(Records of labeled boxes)
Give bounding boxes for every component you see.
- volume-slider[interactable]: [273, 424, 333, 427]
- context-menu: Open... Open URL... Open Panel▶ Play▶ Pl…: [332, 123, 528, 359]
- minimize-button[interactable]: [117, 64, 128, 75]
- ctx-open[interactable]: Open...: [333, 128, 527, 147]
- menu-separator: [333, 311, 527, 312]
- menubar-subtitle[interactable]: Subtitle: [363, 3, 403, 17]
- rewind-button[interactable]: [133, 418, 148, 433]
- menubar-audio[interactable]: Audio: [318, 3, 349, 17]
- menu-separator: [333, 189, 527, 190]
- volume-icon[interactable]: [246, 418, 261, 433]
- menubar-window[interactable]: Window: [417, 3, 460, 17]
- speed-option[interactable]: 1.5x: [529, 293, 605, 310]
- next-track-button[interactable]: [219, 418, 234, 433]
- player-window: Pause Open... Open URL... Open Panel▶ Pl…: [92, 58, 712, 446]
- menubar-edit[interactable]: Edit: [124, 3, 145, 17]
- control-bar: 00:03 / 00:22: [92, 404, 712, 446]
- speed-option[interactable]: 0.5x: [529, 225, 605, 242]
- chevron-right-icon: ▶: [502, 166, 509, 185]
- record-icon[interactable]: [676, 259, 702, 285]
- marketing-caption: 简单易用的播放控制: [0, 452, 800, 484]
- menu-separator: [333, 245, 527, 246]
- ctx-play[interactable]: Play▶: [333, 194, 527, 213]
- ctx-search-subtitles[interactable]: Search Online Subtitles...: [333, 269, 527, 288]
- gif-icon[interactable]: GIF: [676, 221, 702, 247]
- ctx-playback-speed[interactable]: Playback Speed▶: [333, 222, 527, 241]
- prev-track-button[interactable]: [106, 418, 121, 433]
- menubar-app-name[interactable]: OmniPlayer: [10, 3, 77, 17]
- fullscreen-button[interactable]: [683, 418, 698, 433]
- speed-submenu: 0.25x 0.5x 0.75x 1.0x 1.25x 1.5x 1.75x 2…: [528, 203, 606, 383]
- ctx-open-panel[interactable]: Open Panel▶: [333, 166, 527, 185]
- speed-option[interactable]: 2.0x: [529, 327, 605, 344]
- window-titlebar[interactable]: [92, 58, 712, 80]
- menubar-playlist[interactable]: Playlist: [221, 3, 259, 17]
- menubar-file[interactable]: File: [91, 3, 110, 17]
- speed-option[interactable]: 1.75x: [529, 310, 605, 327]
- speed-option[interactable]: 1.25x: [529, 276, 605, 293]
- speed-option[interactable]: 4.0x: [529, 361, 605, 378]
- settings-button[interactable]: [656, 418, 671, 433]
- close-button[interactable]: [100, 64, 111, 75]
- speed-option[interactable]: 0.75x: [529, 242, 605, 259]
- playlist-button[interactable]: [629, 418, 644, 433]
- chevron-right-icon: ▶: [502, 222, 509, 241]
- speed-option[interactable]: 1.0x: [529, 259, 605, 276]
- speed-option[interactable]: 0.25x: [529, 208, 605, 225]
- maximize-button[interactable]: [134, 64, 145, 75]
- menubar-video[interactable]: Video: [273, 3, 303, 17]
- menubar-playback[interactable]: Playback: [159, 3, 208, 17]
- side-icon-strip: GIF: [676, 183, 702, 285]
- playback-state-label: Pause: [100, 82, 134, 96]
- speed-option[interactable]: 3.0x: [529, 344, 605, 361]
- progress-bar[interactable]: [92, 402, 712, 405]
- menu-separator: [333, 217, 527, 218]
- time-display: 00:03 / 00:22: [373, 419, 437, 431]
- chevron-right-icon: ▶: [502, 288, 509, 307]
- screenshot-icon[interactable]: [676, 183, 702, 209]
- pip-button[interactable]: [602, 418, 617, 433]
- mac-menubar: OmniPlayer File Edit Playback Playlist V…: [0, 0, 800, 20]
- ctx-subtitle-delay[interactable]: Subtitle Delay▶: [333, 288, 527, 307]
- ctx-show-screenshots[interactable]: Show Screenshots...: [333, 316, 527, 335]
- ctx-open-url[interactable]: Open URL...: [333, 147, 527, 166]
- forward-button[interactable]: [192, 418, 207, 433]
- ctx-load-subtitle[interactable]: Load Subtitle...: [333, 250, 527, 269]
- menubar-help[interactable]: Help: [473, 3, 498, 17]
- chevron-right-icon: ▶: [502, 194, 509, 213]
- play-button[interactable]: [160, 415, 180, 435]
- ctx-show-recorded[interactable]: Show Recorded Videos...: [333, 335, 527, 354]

▸ EXERCISE DETAILS
Pick out and copy every line of the listing above that contains the word "Show". Case counts.

▸ RESULT OF THIS EXERCISE
- ctx-show-screenshots[interactable]: Show Screenshots...: [333, 316, 527, 335]
- ctx-show-recorded[interactable]: Show Recorded Videos...: [333, 335, 527, 354]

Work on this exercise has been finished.